Report every line below that holds the word "left".

Collected data entries
########

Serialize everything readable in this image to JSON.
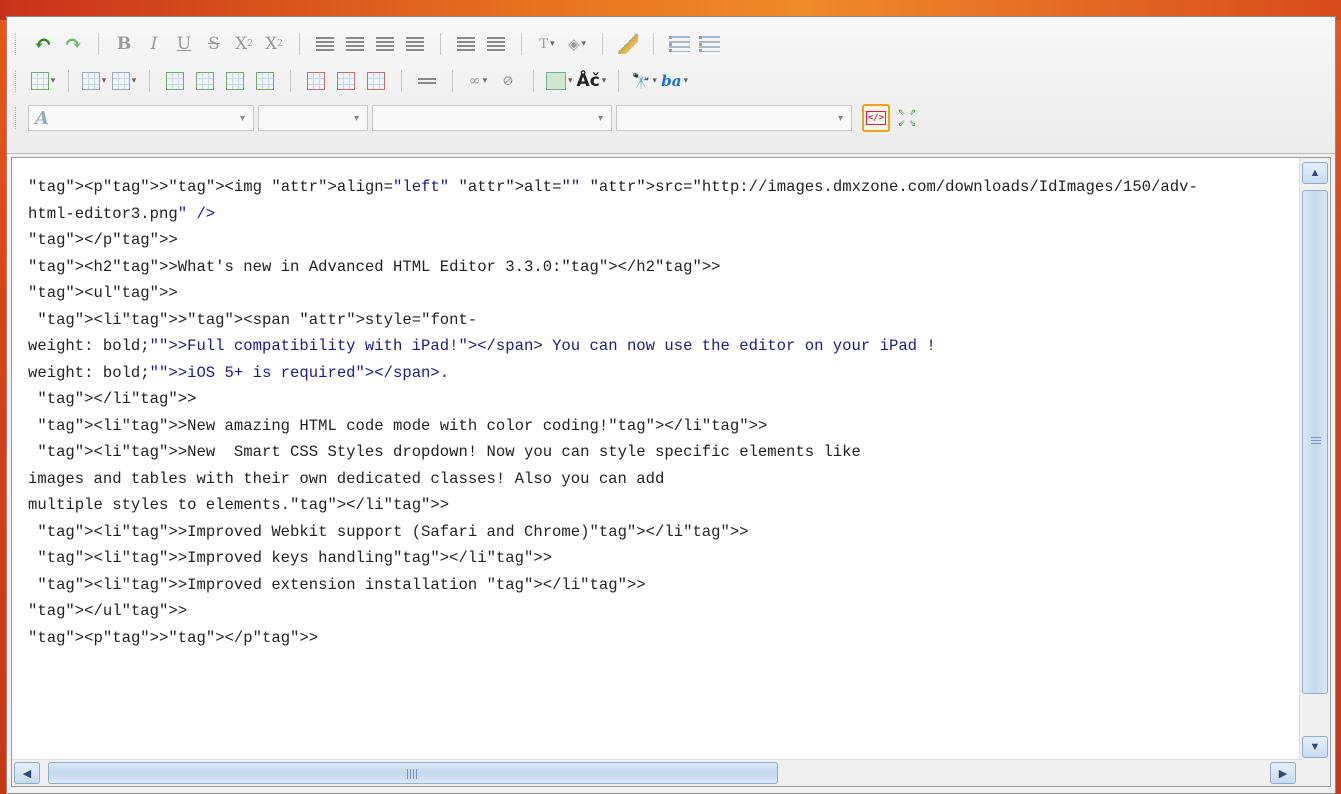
{
  "toolbar": {
    "row1": {
      "undo_icon": "undo-icon",
      "redo_icon": "redo-icon",
      "bold": "B",
      "italic": "I",
      "underline": "U",
      "strike": "S",
      "subscript": "X",
      "subscript_mark": "2",
      "superscript": "X",
      "superscript_mark": "2",
      "text_color": "T",
      "caret": "▾"
    },
    "row2": {
      "spellcheck_label": "Åč",
      "find_label": "🔭",
      "replace_label": "ba",
      "caret": "▾"
    },
    "row3": {
      "style_icon": "A",
      "style_value": "",
      "format_value": "",
      "font_value": "",
      "size_value": "",
      "caret": "▾",
      "source_label": "</>"
    }
  },
  "code": {
    "lines": [
      "<p><img align=\"left\" alt=\"\" src=\"http://images.dmxzone.com/downloads/IdImages/150/adv-",
      "html-editor3.png\" />",
      "</p>",
      "<h2>What's new in Advanced HTML Editor 3.3.0:</h2>",
      "<ul>",
      " <li><span style=\"font-",
      "weight: bold;\">Full compatibility with iPad!</span> You can now use the editor on your iPad !",
      "weight: bold;\">iOS 5+ is required</span>.",
      " </li>",
      " <li>New amazing HTML code mode with color coding!</li>",
      " <li>New  Smart CSS Styles dropdown! Now you can style specific elements like",
      "images and tables with their own dedicated classes! Also you can add",
      "multiple styles to elements.</li>",
      " <li>Improved Webkit support (Safari and Chrome)</li>",
      " <li>Improved keys handling</li>",
      " <li>Improved extension installation </li>",
      "</ul>",
      "<p></p>"
    ]
  },
  "scrollbars": {
    "up": "▲",
    "down": "▼",
    "left": "◀",
    "right": "▶"
  },
  "colors": {
    "background_orange": "#d7431a",
    "tag_color": "#1a1a8a",
    "source_highlight": "#f0a020"
  }
}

########

### ANSWER IN FULL
      "<p><img align=\"left\" alt=\"\" src=\"http://images.dmxzone.com/downloads/IdImages/150/adv-",
    "left": "◀",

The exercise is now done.